STATED GOAL: Using the listing below, please gather every line containing the word "type".

---- INFORMATION PROVIDED

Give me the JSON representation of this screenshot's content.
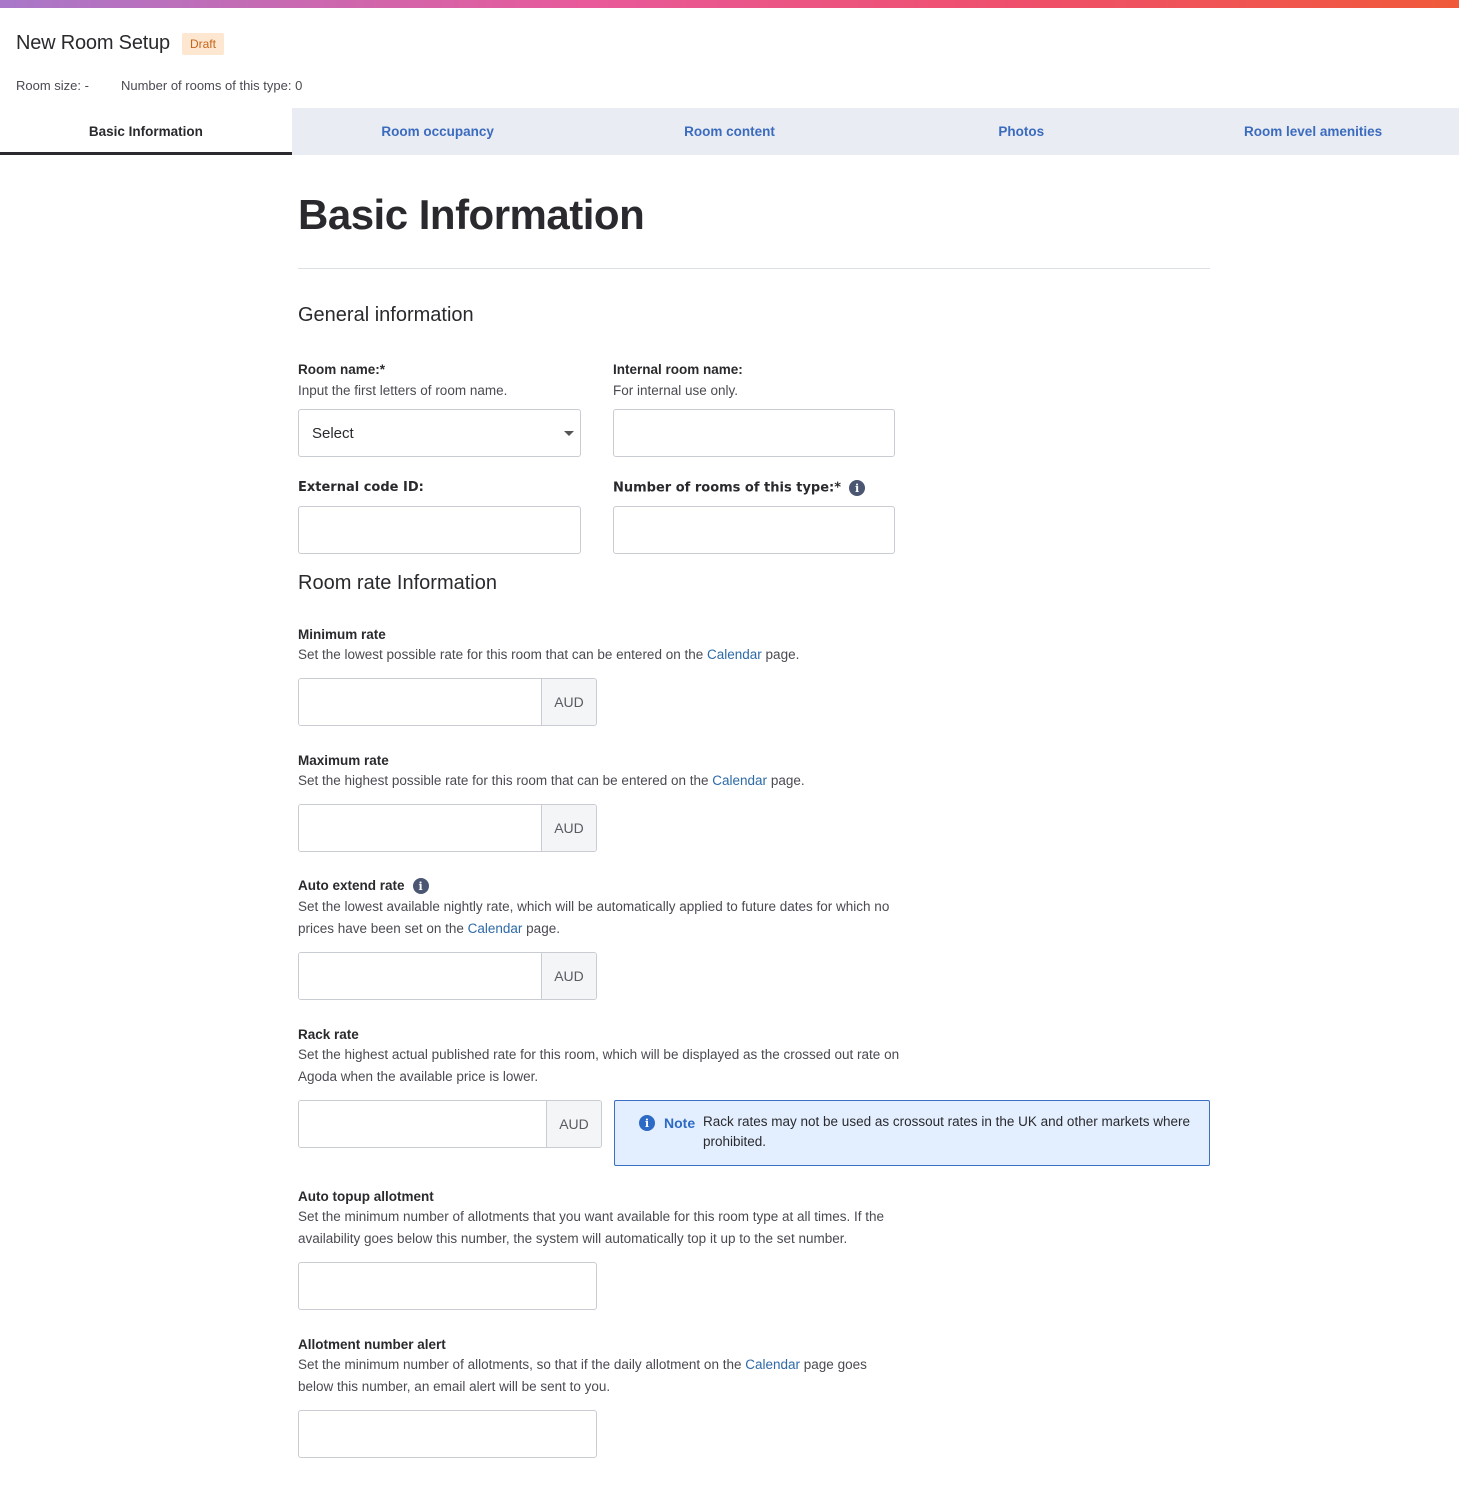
{
  "header": {
    "title": "New Room Setup",
    "status": "Draft",
    "room_size": "Room size: -",
    "rooms_count": "Number of rooms of this type: 0"
  },
  "tabs": [
    {
      "label": "Basic Information",
      "active": true
    },
    {
      "label": "Room occupancy",
      "active": false
    },
    {
      "label": "Room content",
      "active": false
    },
    {
      "label": "Photos",
      "active": false
    },
    {
      "label": "Room level amenities",
      "active": false
    }
  ],
  "main": {
    "heading": "Basic Information",
    "general": {
      "heading": "General information",
      "room_name": {
        "label": "Room name:*",
        "help": "Input the first letters of room name.",
        "value": "Select"
      },
      "internal_name": {
        "label": "Internal room name:",
        "help": "For internal use only.",
        "value": ""
      },
      "external_code": {
        "label": "External code ID:",
        "value": ""
      },
      "num_rooms": {
        "label": "Number of rooms of this type:*",
        "value": ""
      }
    },
    "rate": {
      "heading": "Room rate Information",
      "currency": "AUD",
      "link_text": "Calendar",
      "min_rate": {
        "label": "Minimum rate",
        "help_before": "Set the lowest possible rate for this room that can be entered on the ",
        "help_after": " page."
      },
      "max_rate": {
        "label": "Maximum rate",
        "help_before": "Set the highest possible rate for this room that can be entered on the ",
        "help_after": " page."
      },
      "auto_extend": {
        "label": "Auto extend rate",
        "help_before": "Set the lowest available nightly rate, which will be automatically applied to future dates for which no prices have been set on the ",
        "help_after": " page."
      },
      "rack_rate": {
        "label": "Rack rate",
        "help": "Set the highest actual published rate for this room, which will be displayed as the crossed out rate on Agoda when the available price is lower."
      },
      "note": {
        "title": "Note",
        "text": "Rack rates may not be used as crossout rates in the UK and other markets where prohibited."
      },
      "auto_topup": {
        "label": "Auto topup allotment",
        "help": "Set the minimum number of allotments that you want available for this room type at all times. If the availability goes below this number, the system will automatically top it up to the set number."
      },
      "allotment_alert": {
        "label": "Allotment number alert",
        "help_before": "Set the minimum number of allotments, so that if the daily allotment on the ",
        "help_after": " page goes below this number, an email alert will be sent to you."
      }
    }
  }
}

--------

SOLUTION:
    "rooms_count": "Number of rooms of this type: 0"
        "label": "Number of rooms of this type:*",
        "help": "Set the minimum number of allotments that you want available for this room type at all times. If the availability goes below this number, the system will automatically top it up to the set number."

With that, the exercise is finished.